**Part of a data file**.
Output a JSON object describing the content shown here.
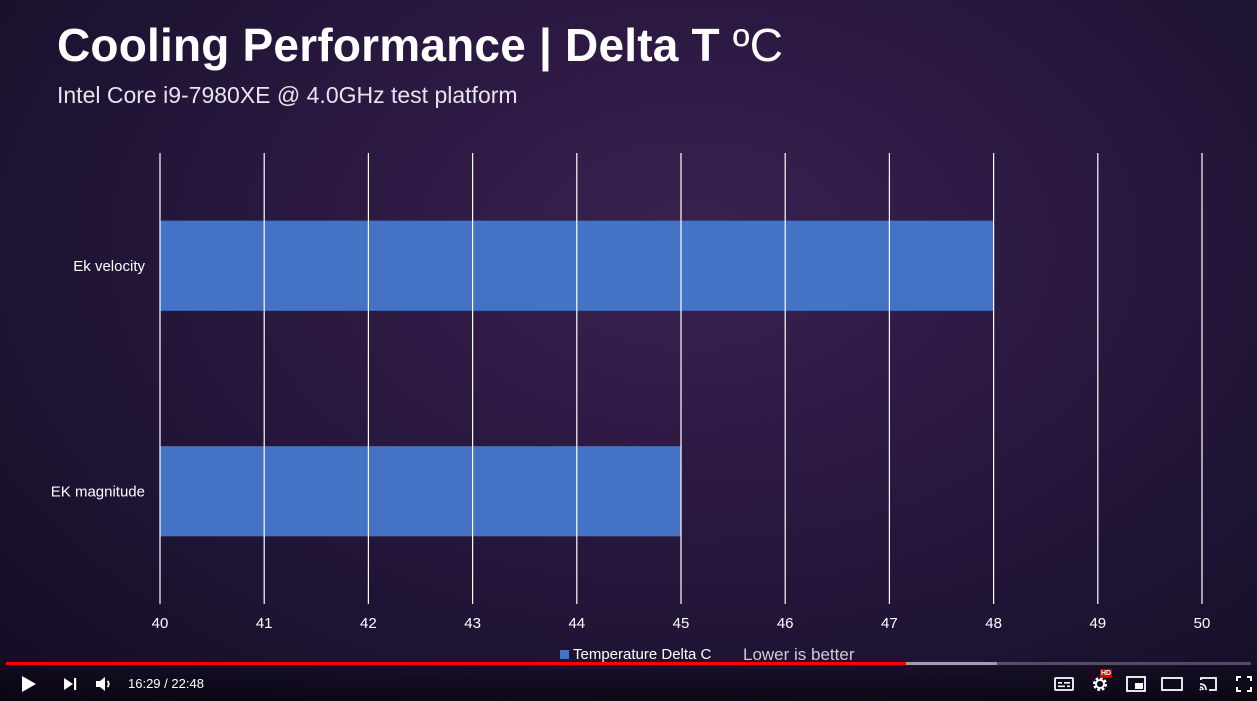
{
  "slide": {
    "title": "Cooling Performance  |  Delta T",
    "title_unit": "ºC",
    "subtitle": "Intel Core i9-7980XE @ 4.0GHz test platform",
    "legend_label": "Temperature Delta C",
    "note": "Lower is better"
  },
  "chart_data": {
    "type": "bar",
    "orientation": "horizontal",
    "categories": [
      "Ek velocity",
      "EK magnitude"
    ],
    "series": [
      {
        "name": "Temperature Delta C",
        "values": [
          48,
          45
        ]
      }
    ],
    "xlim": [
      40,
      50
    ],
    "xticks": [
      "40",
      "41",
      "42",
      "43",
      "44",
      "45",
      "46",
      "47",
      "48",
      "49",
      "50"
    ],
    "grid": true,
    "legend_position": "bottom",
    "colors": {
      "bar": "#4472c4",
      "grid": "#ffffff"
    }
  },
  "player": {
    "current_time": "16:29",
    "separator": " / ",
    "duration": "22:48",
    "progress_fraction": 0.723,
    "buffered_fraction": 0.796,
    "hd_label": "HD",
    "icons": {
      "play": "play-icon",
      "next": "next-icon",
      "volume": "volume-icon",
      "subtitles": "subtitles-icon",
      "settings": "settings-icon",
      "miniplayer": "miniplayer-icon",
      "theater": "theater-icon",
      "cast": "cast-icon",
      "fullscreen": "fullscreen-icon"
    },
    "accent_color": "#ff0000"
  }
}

...

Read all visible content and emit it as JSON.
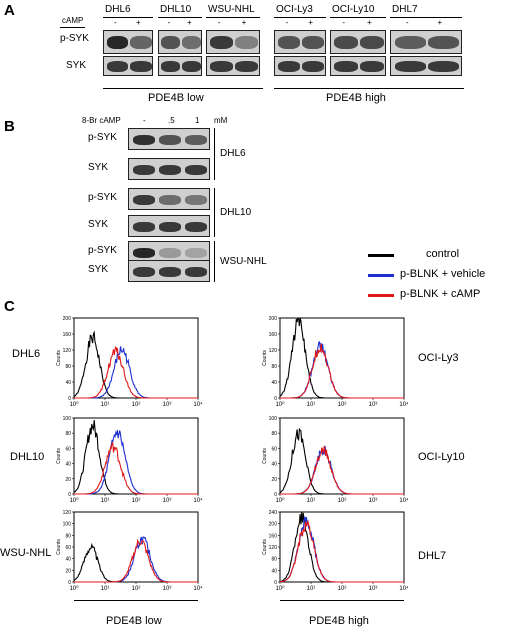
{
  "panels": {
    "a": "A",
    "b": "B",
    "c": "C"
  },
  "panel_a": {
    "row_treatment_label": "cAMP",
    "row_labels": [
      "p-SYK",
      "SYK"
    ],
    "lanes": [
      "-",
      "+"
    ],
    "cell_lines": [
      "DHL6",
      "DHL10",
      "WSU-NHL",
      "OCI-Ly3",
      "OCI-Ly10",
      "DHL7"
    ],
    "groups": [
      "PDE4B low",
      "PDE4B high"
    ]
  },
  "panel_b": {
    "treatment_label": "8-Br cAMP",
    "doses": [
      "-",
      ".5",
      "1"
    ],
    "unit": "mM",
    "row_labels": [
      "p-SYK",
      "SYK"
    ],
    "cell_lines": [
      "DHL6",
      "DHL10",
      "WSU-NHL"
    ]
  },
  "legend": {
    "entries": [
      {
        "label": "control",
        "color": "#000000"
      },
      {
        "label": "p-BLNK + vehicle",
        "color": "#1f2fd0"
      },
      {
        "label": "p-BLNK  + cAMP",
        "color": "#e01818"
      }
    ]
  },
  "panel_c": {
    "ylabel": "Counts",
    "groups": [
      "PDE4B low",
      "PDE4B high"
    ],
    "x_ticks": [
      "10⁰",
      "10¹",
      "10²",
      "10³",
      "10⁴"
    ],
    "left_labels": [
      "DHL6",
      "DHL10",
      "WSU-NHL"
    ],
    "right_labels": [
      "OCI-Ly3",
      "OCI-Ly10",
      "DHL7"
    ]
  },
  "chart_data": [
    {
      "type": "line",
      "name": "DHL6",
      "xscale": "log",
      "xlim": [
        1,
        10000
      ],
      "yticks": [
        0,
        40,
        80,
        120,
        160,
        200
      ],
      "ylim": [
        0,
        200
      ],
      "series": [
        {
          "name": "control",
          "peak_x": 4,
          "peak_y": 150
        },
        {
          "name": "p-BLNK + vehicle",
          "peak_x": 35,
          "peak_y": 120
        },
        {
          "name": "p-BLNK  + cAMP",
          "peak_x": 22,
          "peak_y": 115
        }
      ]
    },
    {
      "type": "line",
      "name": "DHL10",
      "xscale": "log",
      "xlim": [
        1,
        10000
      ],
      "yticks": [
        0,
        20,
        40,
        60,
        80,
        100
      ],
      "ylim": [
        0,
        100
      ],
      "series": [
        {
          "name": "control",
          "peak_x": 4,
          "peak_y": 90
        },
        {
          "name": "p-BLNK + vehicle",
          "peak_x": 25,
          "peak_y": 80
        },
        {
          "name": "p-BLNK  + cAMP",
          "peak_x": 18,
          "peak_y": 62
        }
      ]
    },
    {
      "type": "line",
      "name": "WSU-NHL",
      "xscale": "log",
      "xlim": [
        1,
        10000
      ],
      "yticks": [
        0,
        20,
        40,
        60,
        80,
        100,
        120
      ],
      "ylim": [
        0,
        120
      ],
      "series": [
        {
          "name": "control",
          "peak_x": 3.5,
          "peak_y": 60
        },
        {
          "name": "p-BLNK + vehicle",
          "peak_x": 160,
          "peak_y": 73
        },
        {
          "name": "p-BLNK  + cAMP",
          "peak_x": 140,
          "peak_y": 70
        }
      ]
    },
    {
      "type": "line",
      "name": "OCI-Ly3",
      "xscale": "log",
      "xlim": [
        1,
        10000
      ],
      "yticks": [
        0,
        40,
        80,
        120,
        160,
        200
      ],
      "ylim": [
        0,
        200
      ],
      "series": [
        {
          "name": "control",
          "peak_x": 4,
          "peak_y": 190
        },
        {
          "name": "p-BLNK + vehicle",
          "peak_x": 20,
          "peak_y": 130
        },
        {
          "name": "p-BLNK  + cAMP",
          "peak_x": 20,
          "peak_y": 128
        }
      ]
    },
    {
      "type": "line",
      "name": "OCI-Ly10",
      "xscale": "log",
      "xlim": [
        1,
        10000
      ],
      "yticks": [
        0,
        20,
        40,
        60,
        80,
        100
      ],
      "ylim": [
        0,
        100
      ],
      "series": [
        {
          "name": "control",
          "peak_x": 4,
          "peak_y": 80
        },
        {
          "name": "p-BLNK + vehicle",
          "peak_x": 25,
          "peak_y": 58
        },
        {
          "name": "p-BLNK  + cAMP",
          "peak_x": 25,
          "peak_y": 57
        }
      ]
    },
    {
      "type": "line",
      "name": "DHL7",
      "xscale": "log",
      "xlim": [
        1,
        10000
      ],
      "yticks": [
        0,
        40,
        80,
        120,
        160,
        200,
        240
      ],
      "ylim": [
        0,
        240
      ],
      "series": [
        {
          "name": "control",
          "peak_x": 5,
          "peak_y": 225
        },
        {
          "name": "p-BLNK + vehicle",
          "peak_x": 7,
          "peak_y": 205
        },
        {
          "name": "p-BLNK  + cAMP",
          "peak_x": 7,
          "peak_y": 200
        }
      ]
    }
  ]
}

**Task description**. Search the data for "Delta". Copy every matching line.

**The result**.
    "title": "Cooling Performance  |  Delta T",
    "legend_label": "Temperature Delta C",
        "name": "Temperature Delta C",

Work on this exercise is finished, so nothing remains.